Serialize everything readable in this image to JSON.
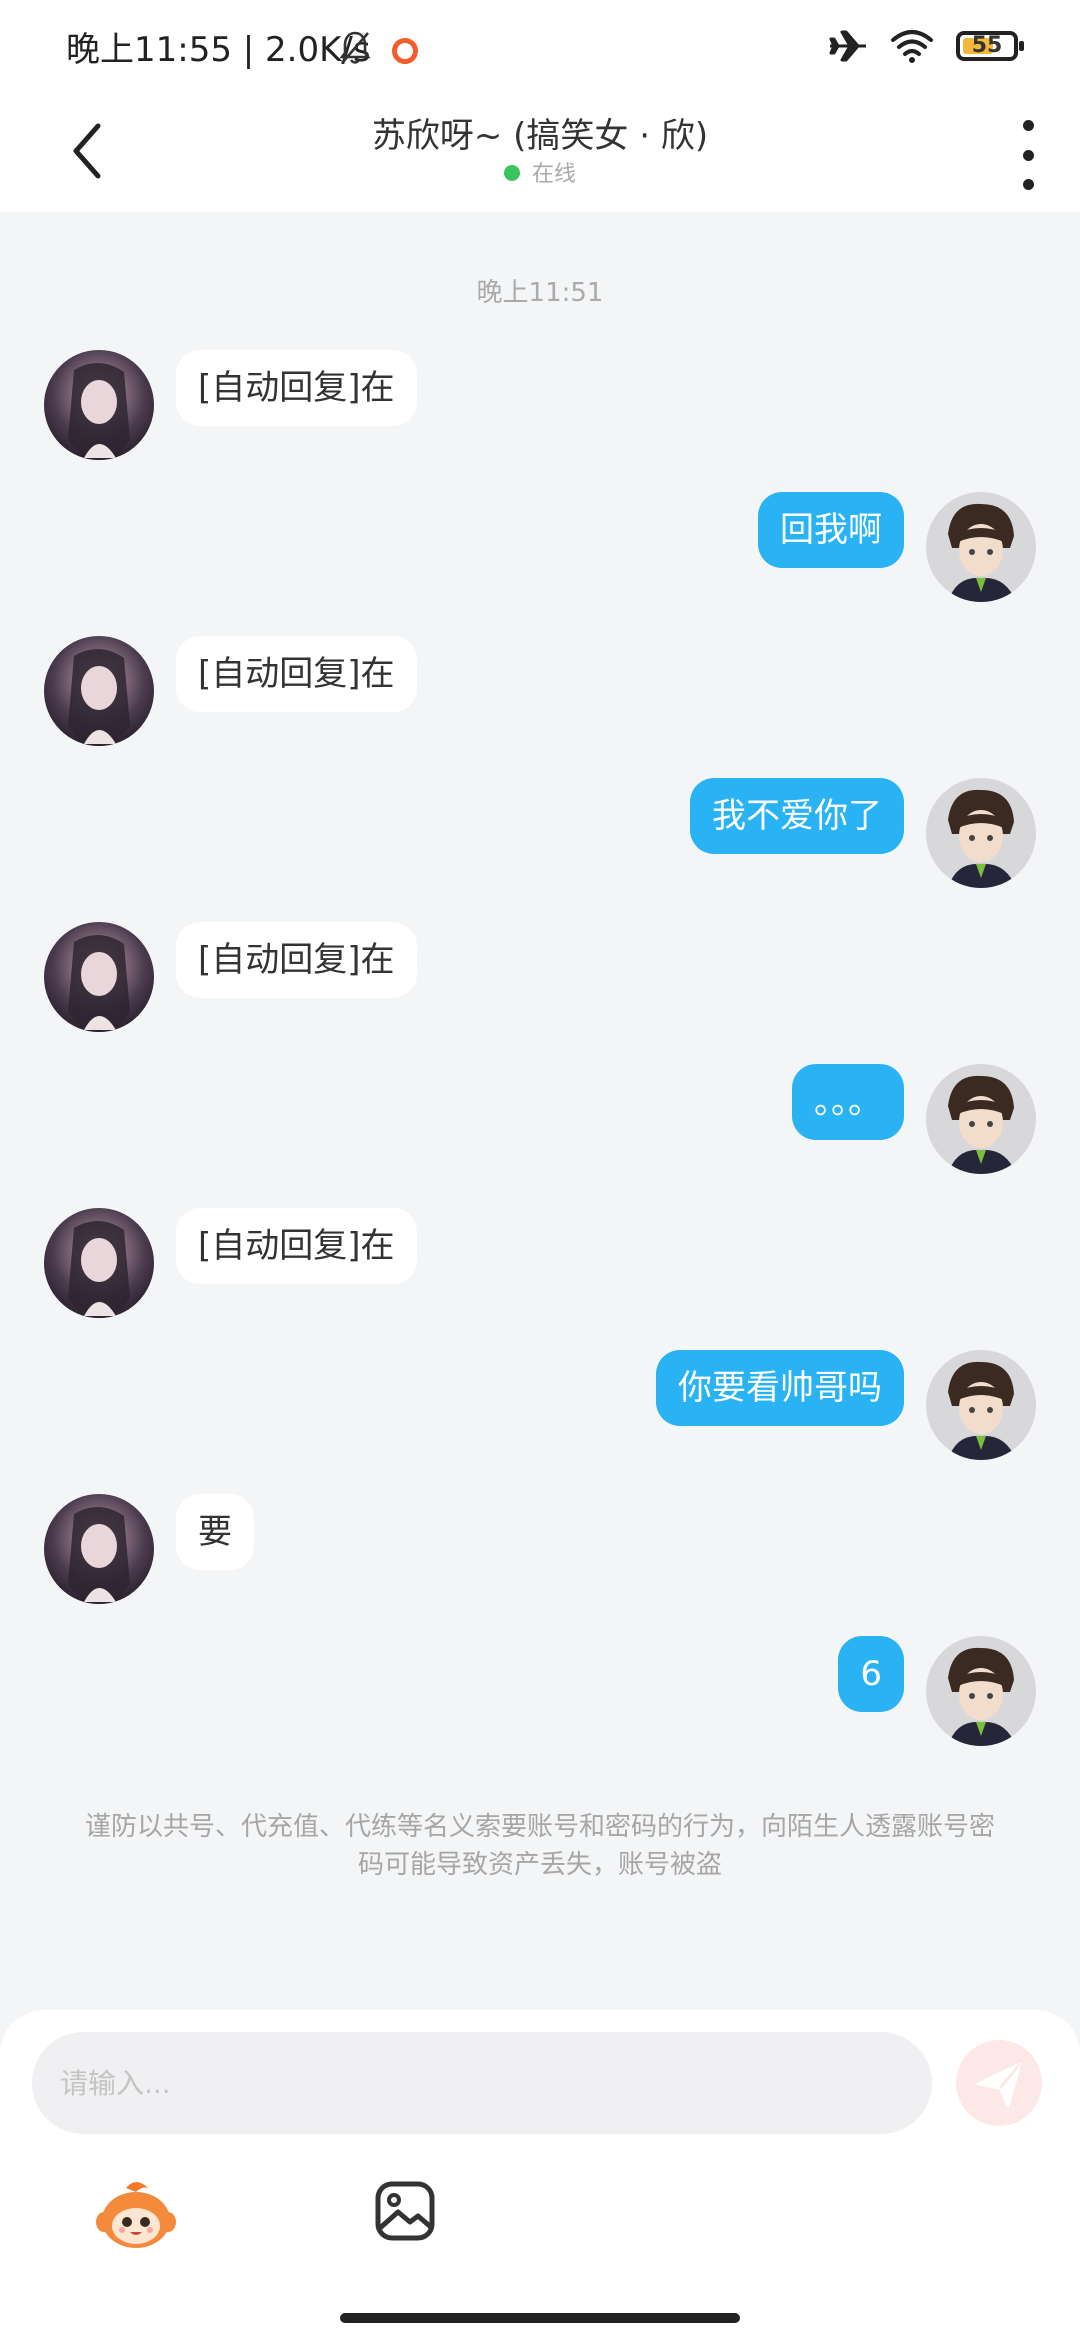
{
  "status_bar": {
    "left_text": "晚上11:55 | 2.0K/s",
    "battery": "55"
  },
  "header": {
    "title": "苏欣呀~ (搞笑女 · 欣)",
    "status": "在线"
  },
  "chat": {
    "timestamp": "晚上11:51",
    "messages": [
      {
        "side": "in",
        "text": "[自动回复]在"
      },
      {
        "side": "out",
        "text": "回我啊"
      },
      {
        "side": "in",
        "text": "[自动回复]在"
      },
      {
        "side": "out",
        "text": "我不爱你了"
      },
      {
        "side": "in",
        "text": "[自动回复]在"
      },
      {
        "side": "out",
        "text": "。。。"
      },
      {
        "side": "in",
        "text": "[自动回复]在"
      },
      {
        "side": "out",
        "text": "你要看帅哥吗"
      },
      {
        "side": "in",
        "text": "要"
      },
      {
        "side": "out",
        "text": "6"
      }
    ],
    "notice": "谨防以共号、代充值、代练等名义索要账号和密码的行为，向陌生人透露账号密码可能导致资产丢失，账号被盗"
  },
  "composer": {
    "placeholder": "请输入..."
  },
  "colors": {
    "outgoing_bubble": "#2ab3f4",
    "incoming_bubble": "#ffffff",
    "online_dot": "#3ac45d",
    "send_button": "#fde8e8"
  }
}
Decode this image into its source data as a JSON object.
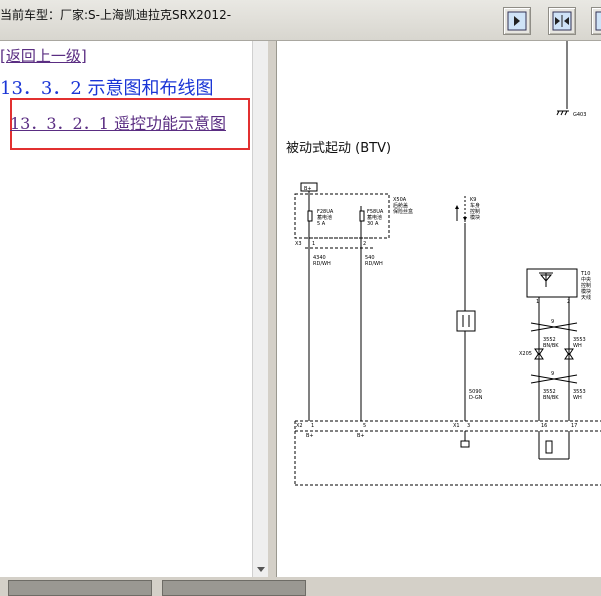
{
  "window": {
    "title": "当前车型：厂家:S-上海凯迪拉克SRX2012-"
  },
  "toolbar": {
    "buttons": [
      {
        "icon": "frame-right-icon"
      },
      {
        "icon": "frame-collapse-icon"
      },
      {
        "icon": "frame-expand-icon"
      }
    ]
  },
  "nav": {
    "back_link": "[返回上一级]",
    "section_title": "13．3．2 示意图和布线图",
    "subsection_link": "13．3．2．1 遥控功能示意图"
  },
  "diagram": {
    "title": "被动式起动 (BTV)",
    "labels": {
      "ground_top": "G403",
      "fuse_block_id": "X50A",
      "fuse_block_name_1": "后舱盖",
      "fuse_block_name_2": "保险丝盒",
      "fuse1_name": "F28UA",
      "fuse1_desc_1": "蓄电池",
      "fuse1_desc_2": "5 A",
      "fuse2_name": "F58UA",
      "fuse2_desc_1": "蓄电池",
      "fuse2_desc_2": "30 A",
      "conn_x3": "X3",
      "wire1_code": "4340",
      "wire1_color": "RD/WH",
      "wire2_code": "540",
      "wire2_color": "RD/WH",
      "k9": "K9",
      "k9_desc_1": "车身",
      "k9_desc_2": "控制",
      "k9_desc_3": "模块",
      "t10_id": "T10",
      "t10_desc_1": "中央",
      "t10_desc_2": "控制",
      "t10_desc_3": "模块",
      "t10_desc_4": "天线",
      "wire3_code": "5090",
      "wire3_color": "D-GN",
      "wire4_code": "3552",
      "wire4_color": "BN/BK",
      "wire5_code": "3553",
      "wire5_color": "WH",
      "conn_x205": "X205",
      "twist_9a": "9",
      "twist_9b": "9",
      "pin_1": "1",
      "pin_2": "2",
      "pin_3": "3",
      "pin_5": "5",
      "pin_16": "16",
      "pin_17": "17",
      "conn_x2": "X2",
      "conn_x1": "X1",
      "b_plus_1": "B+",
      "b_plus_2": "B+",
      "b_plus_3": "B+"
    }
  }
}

····················

#### [Direction]
Extract all lines from the material above that include the word "image".

#### [Problem solution]
Serialize everything readable in this image to JSON.
Decode this image into its source data as a JSON object.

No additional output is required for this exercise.